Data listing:
---*---

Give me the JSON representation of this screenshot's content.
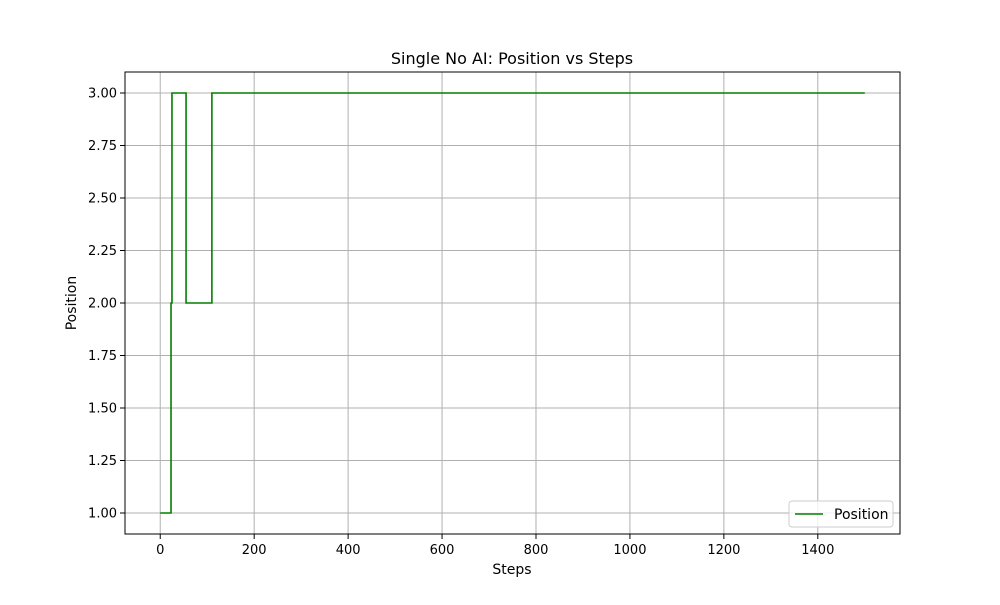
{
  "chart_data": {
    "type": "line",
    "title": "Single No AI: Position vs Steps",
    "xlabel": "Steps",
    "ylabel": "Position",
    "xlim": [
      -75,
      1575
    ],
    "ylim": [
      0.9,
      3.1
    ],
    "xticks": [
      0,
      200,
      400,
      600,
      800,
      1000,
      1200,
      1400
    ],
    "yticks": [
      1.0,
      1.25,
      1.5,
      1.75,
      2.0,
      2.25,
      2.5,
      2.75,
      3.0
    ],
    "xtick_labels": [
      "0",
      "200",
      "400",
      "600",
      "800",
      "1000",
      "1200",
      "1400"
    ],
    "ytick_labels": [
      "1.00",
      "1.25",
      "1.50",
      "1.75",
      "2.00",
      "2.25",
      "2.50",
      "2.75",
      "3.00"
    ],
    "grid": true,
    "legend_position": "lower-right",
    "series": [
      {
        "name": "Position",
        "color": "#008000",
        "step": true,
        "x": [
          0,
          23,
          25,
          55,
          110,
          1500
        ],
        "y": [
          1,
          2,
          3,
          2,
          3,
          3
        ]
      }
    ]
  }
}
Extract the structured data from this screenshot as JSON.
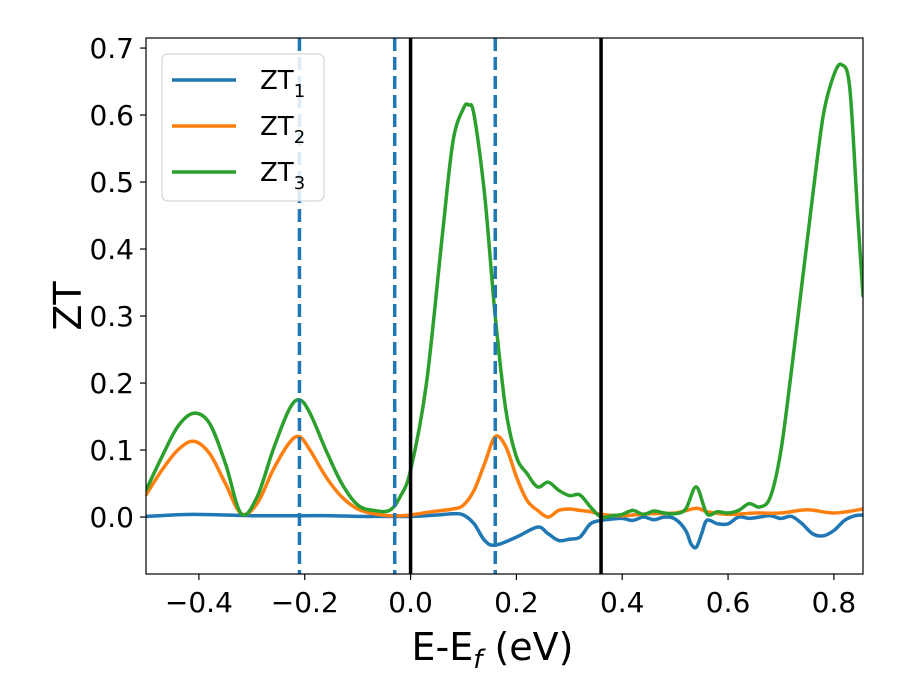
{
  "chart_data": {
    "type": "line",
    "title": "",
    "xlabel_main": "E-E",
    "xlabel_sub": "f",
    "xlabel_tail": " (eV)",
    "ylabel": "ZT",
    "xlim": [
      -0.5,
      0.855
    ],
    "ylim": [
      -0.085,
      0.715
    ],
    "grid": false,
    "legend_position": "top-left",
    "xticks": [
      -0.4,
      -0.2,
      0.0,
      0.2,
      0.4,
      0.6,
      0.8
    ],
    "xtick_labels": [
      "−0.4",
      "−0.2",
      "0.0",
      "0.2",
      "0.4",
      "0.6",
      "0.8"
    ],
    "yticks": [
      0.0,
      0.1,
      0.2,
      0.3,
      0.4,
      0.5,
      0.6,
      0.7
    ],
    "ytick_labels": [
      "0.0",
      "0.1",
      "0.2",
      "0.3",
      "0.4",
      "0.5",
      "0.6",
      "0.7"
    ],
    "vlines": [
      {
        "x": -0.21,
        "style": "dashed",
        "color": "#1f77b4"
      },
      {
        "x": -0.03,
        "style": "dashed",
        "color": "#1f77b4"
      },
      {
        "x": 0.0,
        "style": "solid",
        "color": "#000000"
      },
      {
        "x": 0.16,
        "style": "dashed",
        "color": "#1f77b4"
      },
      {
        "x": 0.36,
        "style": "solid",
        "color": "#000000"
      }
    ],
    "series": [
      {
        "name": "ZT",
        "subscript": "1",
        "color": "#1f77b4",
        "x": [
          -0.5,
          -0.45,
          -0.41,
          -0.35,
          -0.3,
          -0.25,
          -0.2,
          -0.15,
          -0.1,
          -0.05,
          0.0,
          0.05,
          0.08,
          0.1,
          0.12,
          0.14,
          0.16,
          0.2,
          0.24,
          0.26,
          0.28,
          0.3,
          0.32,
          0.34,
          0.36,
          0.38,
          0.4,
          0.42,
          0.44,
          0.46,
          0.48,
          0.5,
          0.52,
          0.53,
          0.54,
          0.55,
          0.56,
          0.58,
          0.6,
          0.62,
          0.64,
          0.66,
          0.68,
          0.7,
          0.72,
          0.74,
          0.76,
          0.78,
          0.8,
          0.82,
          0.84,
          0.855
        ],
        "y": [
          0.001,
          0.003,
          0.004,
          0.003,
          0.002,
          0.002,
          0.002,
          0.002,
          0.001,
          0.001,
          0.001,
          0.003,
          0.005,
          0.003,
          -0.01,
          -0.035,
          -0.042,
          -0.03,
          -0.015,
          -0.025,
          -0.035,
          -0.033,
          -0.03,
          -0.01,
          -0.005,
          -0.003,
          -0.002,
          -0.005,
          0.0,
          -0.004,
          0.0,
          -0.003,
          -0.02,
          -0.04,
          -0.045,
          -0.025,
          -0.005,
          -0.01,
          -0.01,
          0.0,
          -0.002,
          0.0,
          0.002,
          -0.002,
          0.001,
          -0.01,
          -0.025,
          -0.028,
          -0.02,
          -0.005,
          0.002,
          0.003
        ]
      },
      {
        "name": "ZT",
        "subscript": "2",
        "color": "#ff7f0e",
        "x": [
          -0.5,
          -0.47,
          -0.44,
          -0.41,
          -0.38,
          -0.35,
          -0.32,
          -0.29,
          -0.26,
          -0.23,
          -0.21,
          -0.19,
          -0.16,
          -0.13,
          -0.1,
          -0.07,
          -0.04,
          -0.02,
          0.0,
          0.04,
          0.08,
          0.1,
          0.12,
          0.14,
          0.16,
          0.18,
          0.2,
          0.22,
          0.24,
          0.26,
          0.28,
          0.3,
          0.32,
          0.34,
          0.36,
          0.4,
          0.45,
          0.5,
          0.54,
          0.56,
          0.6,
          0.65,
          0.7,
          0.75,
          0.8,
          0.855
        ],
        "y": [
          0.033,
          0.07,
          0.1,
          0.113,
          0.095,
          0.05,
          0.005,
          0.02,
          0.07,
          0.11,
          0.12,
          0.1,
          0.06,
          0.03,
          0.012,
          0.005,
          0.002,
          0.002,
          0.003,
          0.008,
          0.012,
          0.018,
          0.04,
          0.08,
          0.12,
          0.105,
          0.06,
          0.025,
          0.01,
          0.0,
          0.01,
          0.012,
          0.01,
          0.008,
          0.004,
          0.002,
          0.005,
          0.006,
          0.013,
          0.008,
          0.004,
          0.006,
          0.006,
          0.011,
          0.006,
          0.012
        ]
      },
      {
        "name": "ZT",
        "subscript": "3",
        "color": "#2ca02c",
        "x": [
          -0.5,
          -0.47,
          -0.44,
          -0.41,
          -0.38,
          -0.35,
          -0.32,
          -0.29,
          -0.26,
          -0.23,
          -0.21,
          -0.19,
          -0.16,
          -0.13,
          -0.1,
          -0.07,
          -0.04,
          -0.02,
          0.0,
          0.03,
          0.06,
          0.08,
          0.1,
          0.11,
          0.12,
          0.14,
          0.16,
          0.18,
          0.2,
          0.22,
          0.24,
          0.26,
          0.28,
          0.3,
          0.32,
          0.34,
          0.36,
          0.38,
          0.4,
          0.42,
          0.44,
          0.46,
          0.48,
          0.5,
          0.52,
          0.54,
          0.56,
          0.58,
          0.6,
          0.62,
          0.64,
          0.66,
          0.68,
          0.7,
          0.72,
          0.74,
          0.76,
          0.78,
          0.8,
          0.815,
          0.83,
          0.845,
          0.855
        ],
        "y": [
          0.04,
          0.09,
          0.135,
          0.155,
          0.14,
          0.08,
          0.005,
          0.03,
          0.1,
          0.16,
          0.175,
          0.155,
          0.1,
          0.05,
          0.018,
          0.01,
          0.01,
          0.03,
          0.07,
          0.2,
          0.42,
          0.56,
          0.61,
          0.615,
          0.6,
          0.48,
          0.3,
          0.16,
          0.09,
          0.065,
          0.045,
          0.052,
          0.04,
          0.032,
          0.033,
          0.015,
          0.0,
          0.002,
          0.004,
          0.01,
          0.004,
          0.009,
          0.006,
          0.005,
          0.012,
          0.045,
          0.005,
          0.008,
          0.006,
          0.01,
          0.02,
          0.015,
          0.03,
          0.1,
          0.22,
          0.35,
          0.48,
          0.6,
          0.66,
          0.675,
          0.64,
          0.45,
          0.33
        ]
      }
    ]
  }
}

---*---

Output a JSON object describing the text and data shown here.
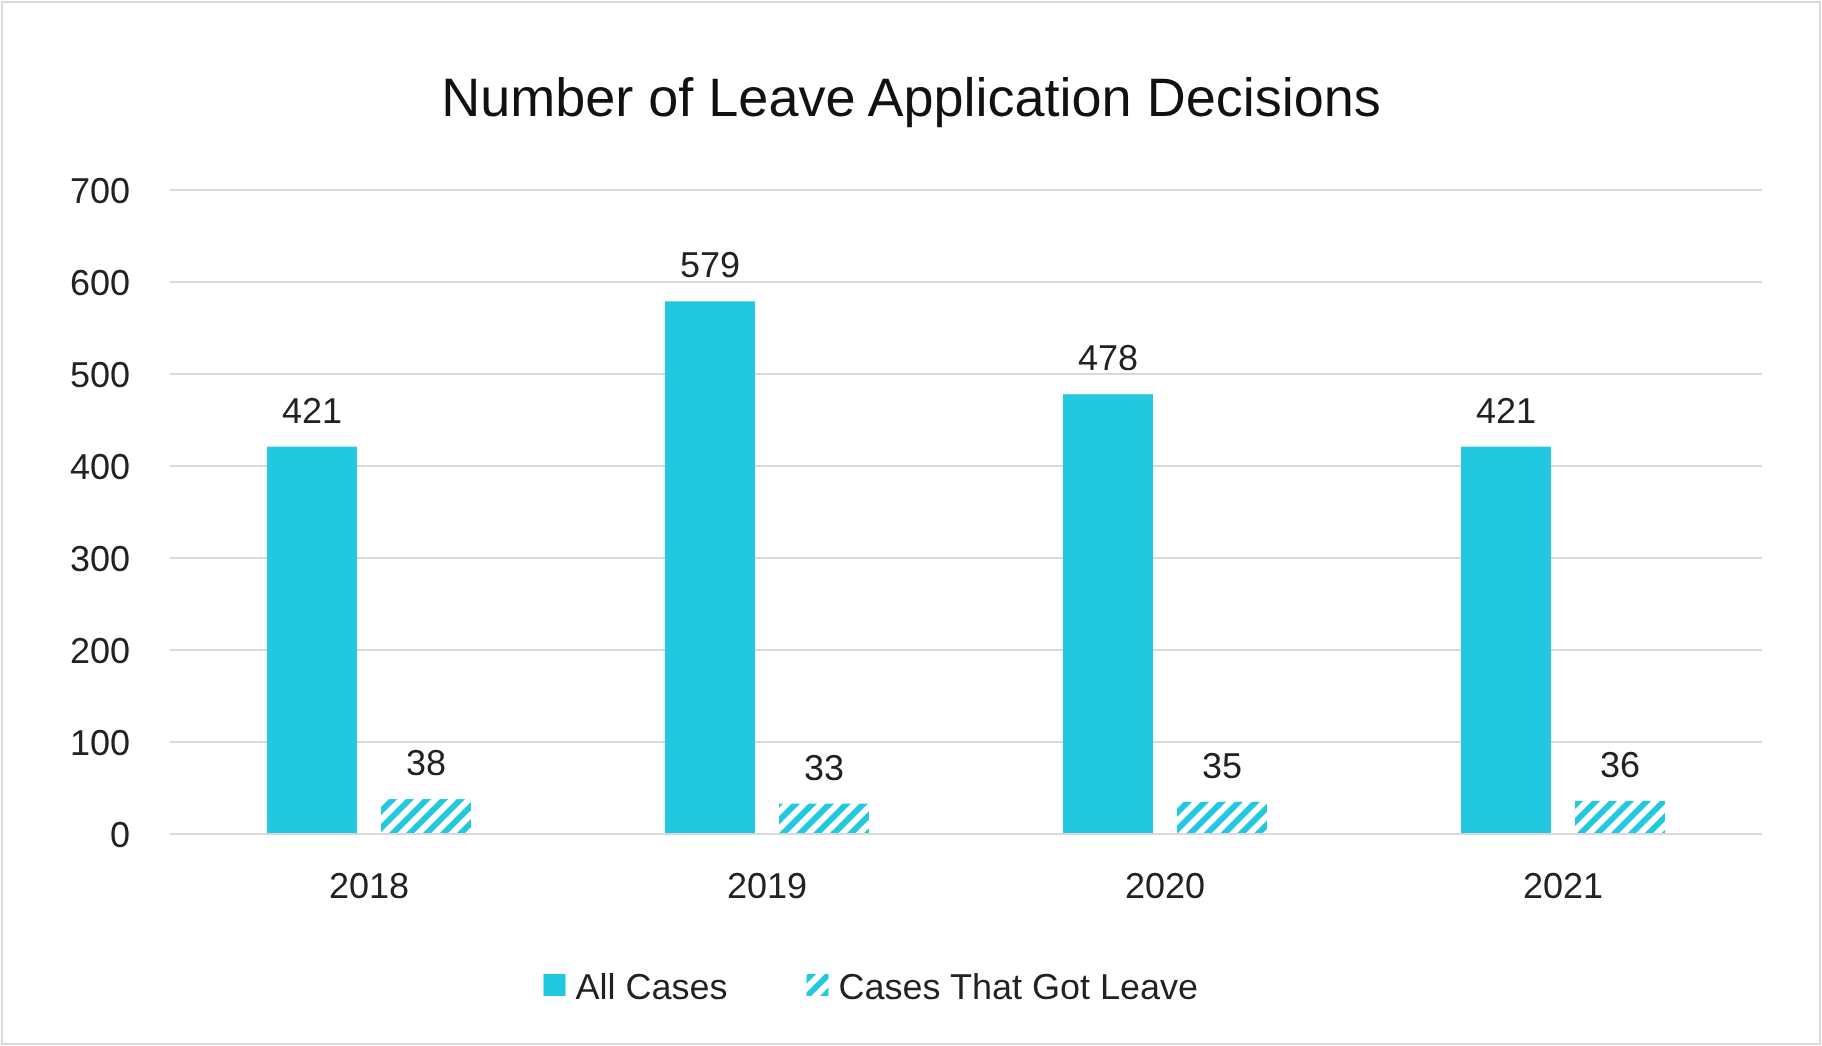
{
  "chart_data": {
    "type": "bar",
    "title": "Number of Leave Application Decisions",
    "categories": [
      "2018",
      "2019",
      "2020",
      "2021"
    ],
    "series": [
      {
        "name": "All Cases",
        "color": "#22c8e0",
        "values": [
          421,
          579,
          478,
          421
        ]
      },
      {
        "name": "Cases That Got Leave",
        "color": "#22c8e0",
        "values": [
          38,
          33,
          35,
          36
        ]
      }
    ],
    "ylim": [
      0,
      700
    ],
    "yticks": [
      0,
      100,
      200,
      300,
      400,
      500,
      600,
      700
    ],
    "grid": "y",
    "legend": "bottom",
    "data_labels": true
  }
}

---*---

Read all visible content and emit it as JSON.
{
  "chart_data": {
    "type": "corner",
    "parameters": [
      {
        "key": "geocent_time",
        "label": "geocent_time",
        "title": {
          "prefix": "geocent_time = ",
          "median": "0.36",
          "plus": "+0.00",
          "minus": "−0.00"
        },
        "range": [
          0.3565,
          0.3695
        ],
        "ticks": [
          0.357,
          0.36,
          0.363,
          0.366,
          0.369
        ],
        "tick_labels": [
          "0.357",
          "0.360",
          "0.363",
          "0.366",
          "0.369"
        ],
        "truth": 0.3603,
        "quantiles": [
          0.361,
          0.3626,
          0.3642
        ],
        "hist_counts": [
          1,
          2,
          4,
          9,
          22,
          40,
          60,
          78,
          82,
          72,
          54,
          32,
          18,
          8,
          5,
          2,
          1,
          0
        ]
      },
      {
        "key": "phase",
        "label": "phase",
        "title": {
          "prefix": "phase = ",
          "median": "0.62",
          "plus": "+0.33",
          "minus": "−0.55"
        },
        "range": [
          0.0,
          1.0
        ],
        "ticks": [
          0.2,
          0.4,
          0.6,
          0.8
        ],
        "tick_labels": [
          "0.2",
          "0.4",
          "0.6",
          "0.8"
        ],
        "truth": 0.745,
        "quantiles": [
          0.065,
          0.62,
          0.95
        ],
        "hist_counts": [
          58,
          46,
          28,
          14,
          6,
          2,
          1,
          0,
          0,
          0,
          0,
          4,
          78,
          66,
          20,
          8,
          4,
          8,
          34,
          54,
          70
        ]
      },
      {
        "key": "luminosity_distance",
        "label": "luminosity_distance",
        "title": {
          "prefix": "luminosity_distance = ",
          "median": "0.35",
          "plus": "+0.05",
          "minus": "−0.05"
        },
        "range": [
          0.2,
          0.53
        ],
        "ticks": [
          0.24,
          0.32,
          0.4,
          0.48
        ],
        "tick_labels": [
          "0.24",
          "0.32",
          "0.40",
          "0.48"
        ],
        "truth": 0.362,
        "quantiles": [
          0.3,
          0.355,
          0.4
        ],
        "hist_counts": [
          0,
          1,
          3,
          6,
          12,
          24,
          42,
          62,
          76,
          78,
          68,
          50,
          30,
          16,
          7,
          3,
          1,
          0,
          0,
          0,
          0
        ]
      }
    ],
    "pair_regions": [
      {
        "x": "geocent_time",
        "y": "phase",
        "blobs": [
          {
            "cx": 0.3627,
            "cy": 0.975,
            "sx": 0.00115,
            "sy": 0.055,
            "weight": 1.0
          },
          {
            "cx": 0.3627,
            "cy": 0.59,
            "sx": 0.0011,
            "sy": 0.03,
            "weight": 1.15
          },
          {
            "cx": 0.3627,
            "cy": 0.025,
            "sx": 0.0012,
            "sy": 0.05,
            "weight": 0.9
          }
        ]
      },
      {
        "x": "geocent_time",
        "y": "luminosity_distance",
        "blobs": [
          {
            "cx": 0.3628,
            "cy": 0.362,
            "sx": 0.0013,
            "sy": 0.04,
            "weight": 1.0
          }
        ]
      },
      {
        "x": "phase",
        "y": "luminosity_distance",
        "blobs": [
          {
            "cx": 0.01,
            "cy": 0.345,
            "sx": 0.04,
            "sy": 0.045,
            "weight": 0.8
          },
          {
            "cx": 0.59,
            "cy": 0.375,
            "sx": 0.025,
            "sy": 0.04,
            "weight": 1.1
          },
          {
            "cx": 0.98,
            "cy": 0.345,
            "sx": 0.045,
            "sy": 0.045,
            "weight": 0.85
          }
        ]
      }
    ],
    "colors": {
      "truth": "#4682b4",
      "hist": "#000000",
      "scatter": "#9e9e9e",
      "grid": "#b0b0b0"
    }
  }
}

---*---

In the records above, find each line that holds the word "this"; copy all such lines.

→ **COMPLETED TASK**:
Give me the JSON representation of this screenshot's content.
Extract the structured data from this screenshot as JSON.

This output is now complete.